● GIVEN REQUEST: Wherever the word "打开分区" appears in the entries, copy the whole line.

::::

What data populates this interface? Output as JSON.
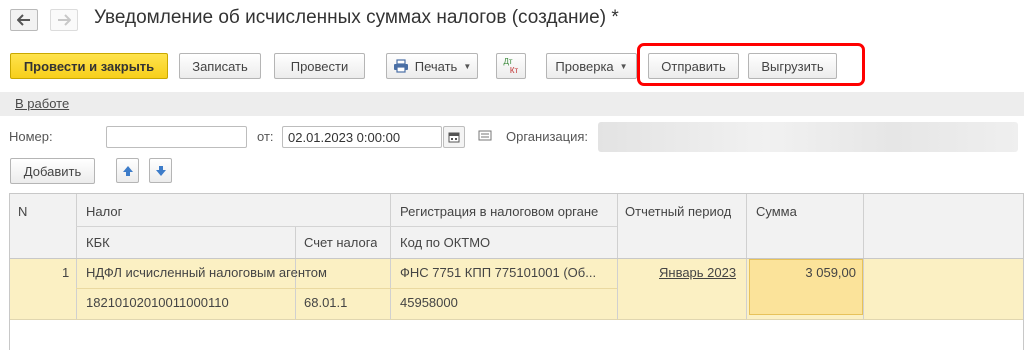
{
  "header": {
    "title": "Уведомление об исчисленных суммах налогов (создание) *",
    "back_icon": "arrow-left-icon",
    "forward_icon": "arrow-right-icon"
  },
  "toolbar": {
    "post_close_label": "Провести и закрыть",
    "save_label": "Записать",
    "post_label": "Провести",
    "print_label": "Печать",
    "dtkt_dt": "Дт",
    "dtkt_kt": "Кт",
    "check_label": "Проверка",
    "send_label": "Отправить",
    "export_label": "Выгрузить",
    "highlight_color": "#ff0000",
    "primary_color": "#f9d629"
  },
  "status": {
    "link": "В работе"
  },
  "form": {
    "number_label": "Номер:",
    "number_value": "",
    "date_label": "от:",
    "date_value": "02.01.2023  0:00:00",
    "org_label": "Организация:"
  },
  "table_toolbar": {
    "add_label": "Добавить"
  },
  "table": {
    "headers": {
      "n": "N",
      "tax": "Налог",
      "kbk": "КБК",
      "account": "Счет налога",
      "registration": "Регистрация в налоговом органе",
      "oktmo": "Код по ОКТМО",
      "period": "Отчетный период",
      "sum": "Сумма"
    },
    "rows": [
      {
        "n": "1",
        "tax": "НДФЛ исчисленный налоговым агентом",
        "kbk": "18210102010011000110",
        "account": "68.01.1",
        "registration": "ФНС 7751 КПП 775101001 (Об...",
        "oktmo": "45958000",
        "period": "Январь 2023",
        "sum": "3 059,00"
      }
    ]
  }
}
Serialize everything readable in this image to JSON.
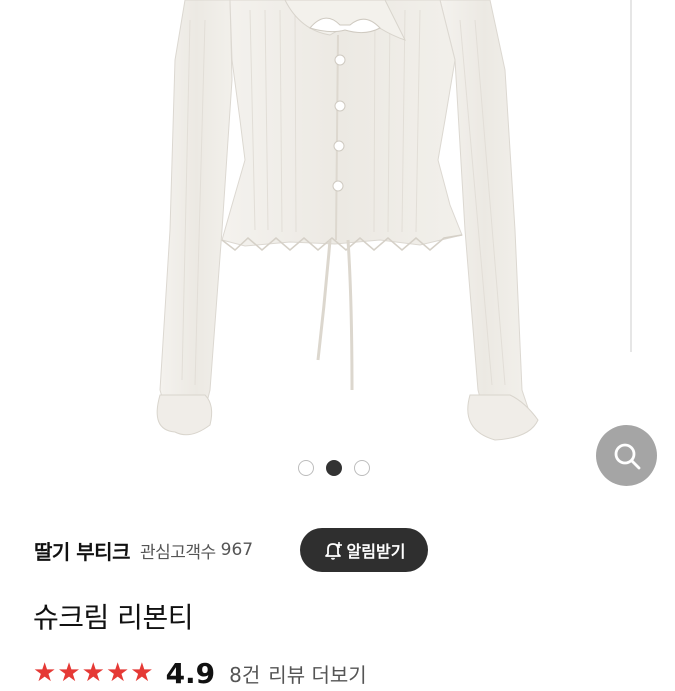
{
  "product_image": {
    "alt": "",
    "pager_total": 3,
    "pager_active_index": 1
  },
  "zoom": {
    "icon": "search-icon"
  },
  "shop": {
    "name": "딸기 부티크",
    "follower_label": "관심고객수",
    "follower_count": "967"
  },
  "notify_button": {
    "label": "알림받기",
    "icon": "bell-plus-icon"
  },
  "product": {
    "title": "슈크림 리본티"
  },
  "rating": {
    "value": "4.9",
    "stars": 5,
    "review_count": "8건",
    "review_label": "리뷰 더보기"
  },
  "colors": {
    "accent_star": "#e53935",
    "button_bg": "#2f2f2f"
  }
}
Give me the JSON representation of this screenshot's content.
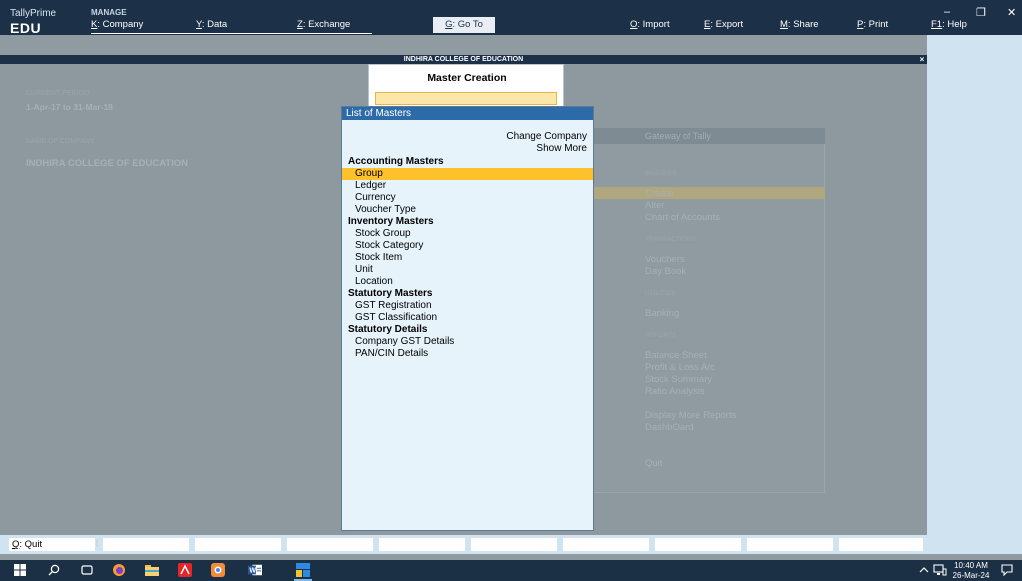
{
  "app": {
    "name": "TallyPrime",
    "edition": "EDU",
    "section_label": "MANAGE"
  },
  "menu": {
    "company": {
      "key": "K",
      "label": ": Company"
    },
    "data": {
      "key": "Y",
      "label": ": Data"
    },
    "exchange": {
      "key": "Z",
      "label": ": Exchange"
    },
    "goto": {
      "key": "G",
      "label": ": Go To"
    },
    "import": {
      "key": "O",
      "label": ": Import"
    },
    "export": {
      "key": "E",
      "label": ": Export"
    },
    "share": {
      "key": "M",
      "label": ": Share"
    },
    "print": {
      "key": "P",
      "label": ": Print"
    },
    "help": {
      "key": "F1",
      "label": ": Help"
    }
  },
  "window_controls": {
    "minimize": "–",
    "restore": "❐",
    "close": "✕"
  },
  "company_strip": {
    "name": "INDHIRA COLLEGE OF EDUCATION",
    "close": "×"
  },
  "gateway_background": {
    "current_period_label": "CURRENT PERIOD",
    "current_period": "1-Apr-17 to 31-Mar-18",
    "company_label": "NAME OF COMPANY",
    "company_name": "INDHIRA COLLEGE OF EDUCATION",
    "header": "Gateway of Tally",
    "masters_label": "MASTERS",
    "masters": [
      "Create",
      "Alter",
      "Chart of Accounts"
    ],
    "transactions_label": "TRANSACTIONS",
    "transactions": [
      "Vouchers",
      "Day Book"
    ],
    "utilities_label": "UTILITIES",
    "utilities": [
      "Banking"
    ],
    "reports_label": "REPORTS",
    "reports": [
      "Balance Sheet",
      "Profit & Loss A/c",
      "Stock Summary",
      "Ratio Analysis"
    ],
    "more": [
      "Display More Reports",
      "DashbOard"
    ],
    "quit": "Quit"
  },
  "master_creation": {
    "title": "Master Creation",
    "input_value": ""
  },
  "list_of_masters": {
    "title": "List of Masters",
    "change_company": "Change Company",
    "show_more": "Show More",
    "groups": [
      {
        "heading": "Accounting Masters",
        "items": [
          "Group",
          "Ledger",
          "Currency",
          "Voucher Type"
        ]
      },
      {
        "heading": "Inventory Masters",
        "items": [
          "Stock Group",
          "Stock Category",
          "Stock Item",
          "Unit",
          "Location"
        ]
      },
      {
        "heading": "Statutory Masters",
        "items": [
          "GST Registration",
          "GST Classification"
        ]
      },
      {
        "heading": "Statutory Details",
        "items": [
          "Company GST Details",
          "PAN/CIN Details"
        ]
      }
    ],
    "selected": "Group"
  },
  "bottom_bar": {
    "quit_key": "Q",
    "quit_label": ": Quit"
  },
  "taskbar": {
    "time": "10:40 AM",
    "date": "26-Mar-24"
  }
}
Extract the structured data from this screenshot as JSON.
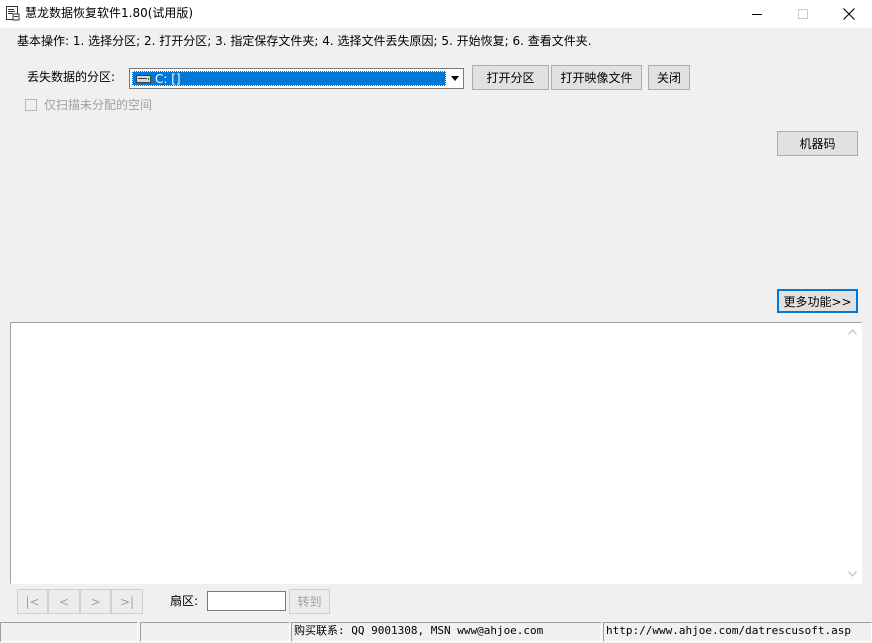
{
  "window": {
    "title": "慧龙数据恢复软件1.80(试用版)",
    "minimize_icon": "minimize-icon",
    "maximize_icon": "maximize-icon",
    "close_icon": "close-icon"
  },
  "instructions": "基本操作: 1. 选择分区; 2. 打开分区; 3. 指定保存文件夹; 4. 选择文件丢失原因; 5. 开始恢复; 6. 查看文件夹.",
  "partition": {
    "label": "丢失数据的分区:",
    "selected": "C: []",
    "drive_icon": "drive-icon"
  },
  "buttons": {
    "open_partition": "打开分区",
    "open_image": "打开映像文件",
    "close": "关闭",
    "machine_code": "机器码",
    "more_features": "更多功能>>"
  },
  "options": {
    "scan_unallocated": "仅扫描未分配的空间",
    "scan_unallocated_checked": false
  },
  "navigation": {
    "first": "|<",
    "prev": "<",
    "next": ">",
    "last": ">|",
    "sector_label": "扇区:",
    "sector_value": "",
    "goto": "转到"
  },
  "statusbar": {
    "cell1": "",
    "cell2": "",
    "contact": "购买联系: QQ 9001308, MSN www@ahjoe.com",
    "url": "http://www.ahjoe.com/datrescusoft.asp"
  },
  "colors": {
    "selection": "#0078d7",
    "window_bg": "#f0f0f0",
    "disabled_text": "#a0a0a0"
  }
}
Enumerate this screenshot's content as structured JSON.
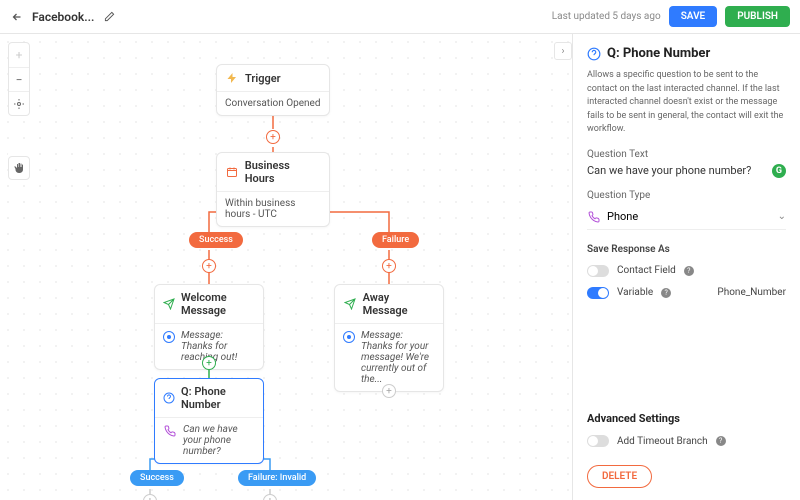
{
  "header": {
    "title": "Facebook...",
    "updated": "Last updated 5 days ago",
    "save": "SAVE",
    "publish": "PUBLISH"
  },
  "canvas": {
    "trigger": {
      "title": "Trigger",
      "body": "Conversation Opened"
    },
    "hours": {
      "title": "Business Hours",
      "body": "Within business hours - UTC"
    },
    "success_pill": "Success",
    "failure_pill": "Failure",
    "welcome": {
      "title": "Welcome Message",
      "prefix": "Message:",
      "body": "Thanks for reaching out!"
    },
    "away": {
      "title": "Away Message",
      "prefix": "Message:",
      "body": "Thanks for your message! We're currently out of the..."
    },
    "question": {
      "title": "Q: Phone Number",
      "body": "Can we have your phone number?"
    },
    "q_success": "Success",
    "q_failure": "Failure: Invalid"
  },
  "sidebar": {
    "title": "Q: Phone Number",
    "description": "Allows a specific question to be sent to the contact on the last interacted channel. If the last interacted channel doesn't exist or the message fails to be sent in general, the contact will exit the workflow.",
    "question_text_label": "Question Text",
    "question_text_value": "Can we have your phone number?",
    "question_type_label": "Question Type",
    "question_type_value": "Phone",
    "save_response_label": "Save Response As",
    "contact_field": "Contact Field",
    "variable": "Variable",
    "variable_name": "Phone_Number",
    "advanced": "Advanced Settings",
    "timeout": "Add Timeout Branch",
    "delete": "DELETE"
  }
}
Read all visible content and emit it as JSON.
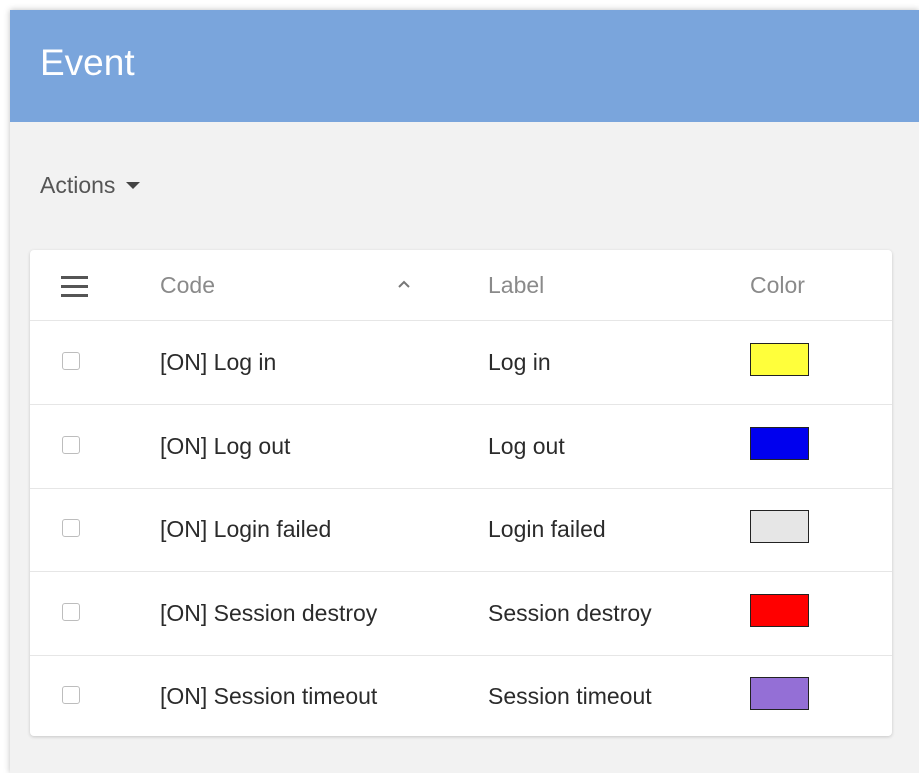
{
  "header": {
    "title": "Event"
  },
  "toolbar": {
    "actions_label": "Actions"
  },
  "table": {
    "columns": {
      "code": "Code",
      "label": "Label",
      "color": "Color"
    },
    "sort": {
      "column": "code",
      "direction": "ascending",
      "icon": "chevron-up-icon"
    },
    "rows": [
      {
        "code": "[ON] Log in",
        "label": "Log in",
        "color": "#ffff3b",
        "checked": false
      },
      {
        "code": "[ON] Log out",
        "label": "Log out",
        "color": "#0000ee",
        "checked": false
      },
      {
        "code": "[ON] Login failed",
        "label": "Login failed",
        "color": "#e6e6e6",
        "checked": false
      },
      {
        "code": "[ON] Session destroy",
        "label": "Session destroy",
        "color": "#ff0000",
        "checked": false
      },
      {
        "code": "[ON] Session timeout",
        "label": "Session timeout",
        "color": "#946fd6",
        "checked": false
      }
    ]
  },
  "colors": {
    "header_bg": "#7aa5dc",
    "page_bg": "#f2f2f2"
  }
}
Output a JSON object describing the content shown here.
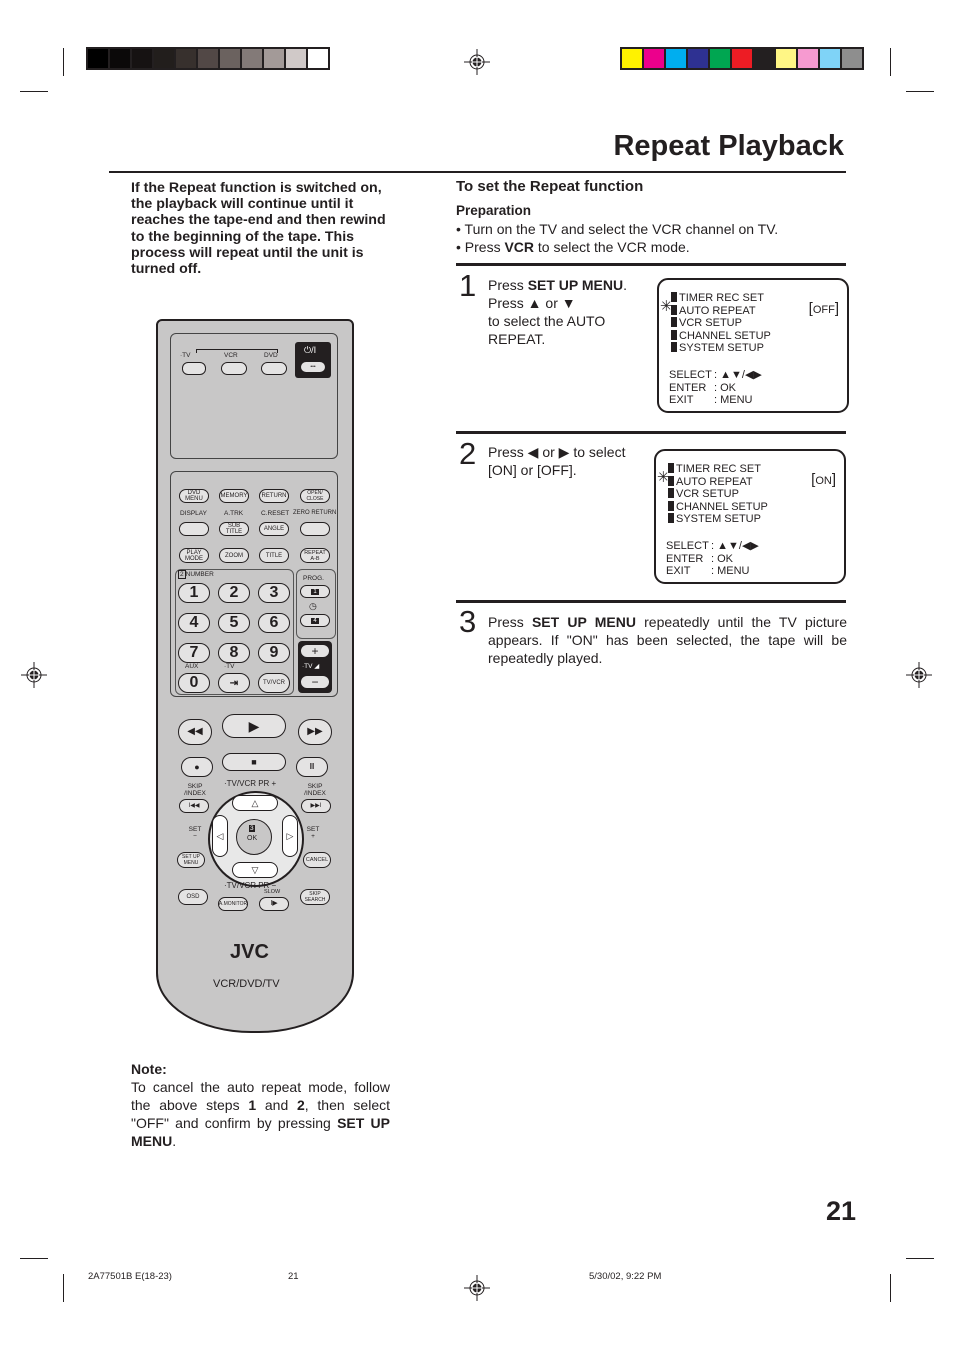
{
  "calibration": {
    "grayscale": [
      "#000000",
      "#0b0909",
      "#161212",
      "#221e1c",
      "#37302d",
      "#524846",
      "#6b625f",
      "#837a78",
      "#a39a98",
      "#d0c9c8",
      "#ffffff"
    ],
    "color": [
      "#fff200",
      "#ec008c",
      "#00aeef",
      "#2e3192",
      "#00a651",
      "#ed1c24",
      "#231f20",
      "#fff685",
      "#f69ad0",
      "#7fd3f7",
      "#8e8e8e"
    ]
  },
  "page": {
    "title": "Repeat Playback",
    "number": "21",
    "intro": "If the Repeat function is switched on, the playback will continue until it reaches the tape-end and then rewind to the beginning of the tape. This process will repeat until the unit is turned off."
  },
  "section": {
    "heading": "To set the Repeat function",
    "preparation_heading": "Preparation",
    "preparation": [
      {
        "pre": "• Turn on the TV and select the VCR channel on TV.",
        "bold": "",
        "post": ""
      },
      {
        "pre": "• Press ",
        "bold": "VCR",
        "post": " to select the VCR mode."
      }
    ]
  },
  "steps": [
    {
      "number": "1",
      "lines": [
        "Press SET UP MENU.",
        "Press ▲ or ▼",
        "to select the AUTO",
        "REPEAT."
      ],
      "bold_term": "SET UP MENU",
      "osd": {
        "menu": [
          "TIMER  REC  SET",
          "AUTO  REPEAT",
          "VCR  SETUP",
          "CHANNEL  SETUP",
          "SYSTEM  SETUP"
        ],
        "selected_index": 1,
        "value": "OFF",
        "keys": [
          {
            "label": "SELECT",
            "value": ": ▲▼/◀▶"
          },
          {
            "label": "ENTER",
            "value": ": OK"
          },
          {
            "label": "EXIT",
            "value": ": MENU"
          }
        ]
      }
    },
    {
      "number": "2",
      "lines": [
        "Press ◀  or  ▶ to select",
        "[ON] or [OFF]."
      ],
      "osd": {
        "menu": [
          "TIMER  REC  SET",
          "AUTO  REPEAT",
          "VCR  SETUP",
          "CHANNEL  SETUP",
          "SYSTEM  SETUP"
        ],
        "selected_index": 1,
        "value": "ON",
        "keys": [
          {
            "label": "SELECT",
            "value": ": ▲▼/◀▶"
          },
          {
            "label": "ENTER",
            "value": ": OK"
          },
          {
            "label": "EXIT",
            "value": ": MENU"
          }
        ]
      }
    },
    {
      "number": "3",
      "pre": "Press ",
      "bold": "SET UP MENU",
      "post": " repeatedly until the TV picture appears. If \"ON\" has been selected, the tape will be repeatedly played."
    }
  ],
  "note": {
    "heading": "Note:",
    "t1": "To cancel the auto repeat mode, follow the above steps ",
    "b1": "1",
    "t2": " and ",
    "b2": "2",
    "t3": ", then select \"OFF\" and confirm by pressing ",
    "b3": "SET UP MENU",
    "t4": "."
  },
  "remote": {
    "brand": "JVC",
    "model_label": "VCR/DVD/TV",
    "mode_labels": {
      "tv": "·TV",
      "vcr": "VCR",
      "dvd": "DVD",
      "power": "⏻/I",
      "power_dots": "•••"
    },
    "row1": [
      "DVD MENU",
      "MEMORY",
      "RETURN",
      "OPEN/ CLOSE"
    ],
    "row2_labels": [
      "DISPLAY",
      "A.TRK",
      "C.RESET",
      "ZERO RETURN"
    ],
    "row2": [
      "",
      "SUB TITLE",
      "ANGLE",
      ""
    ],
    "row3": [
      "PLAY MODE",
      "ZOOM",
      "TITLE",
      "REPEAT A-B"
    ],
    "number_label": "NUMBER",
    "number_step": "2",
    "digits": [
      "1",
      "2",
      "3",
      "4",
      "5",
      "6",
      "7",
      "8",
      "9",
      "0"
    ],
    "aux_label": "AUX",
    "tv_label": "·TV",
    "tvvcr": "TV/VCR",
    "prog_label": "PROG.",
    "prog_keys": [
      "1",
      "4"
    ],
    "vol_plus": "+",
    "vol_minus": "−",
    "vol_label": "·TV ◢",
    "transport": {
      "rew": "◀◀",
      "play": "▶",
      "ff": "▶▶",
      "rec": "●",
      "stop": "■",
      "pause": "II"
    },
    "skip_left": "SKIP /INDEX",
    "skip_right": "SKIP /INDEX",
    "pr_plus": "·TV/VCR PR +",
    "pr_minus": "·TV/VCR PR −",
    "set_minus": "SET −",
    "set_plus": "SET +",
    "ok_step": "3",
    "ok": "OK",
    "setup_menu": "SET UP MENU",
    "cancel": "CANCEL",
    "osd": "OSD",
    "amonitor": "A.MONITOR",
    "slow_label": "SLOW",
    "slow": "I▶",
    "skip_search": "SKIP SEARCH"
  },
  "footer": {
    "code": "2A77501B E(18-23)",
    "page": "21",
    "timestamp": "5/30/02, 9:22 PM"
  }
}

::::

● SOLUTION TO THIS EXERCISE:
  "instructions": "基本操作: 1. 选择分区; 2. 打开分区; 3. 指定保存文件夹; 4. 选择文件丢失原因; 5. 开始恢复; 6. 查看文件夹.",
    "open_partition": "打开分区",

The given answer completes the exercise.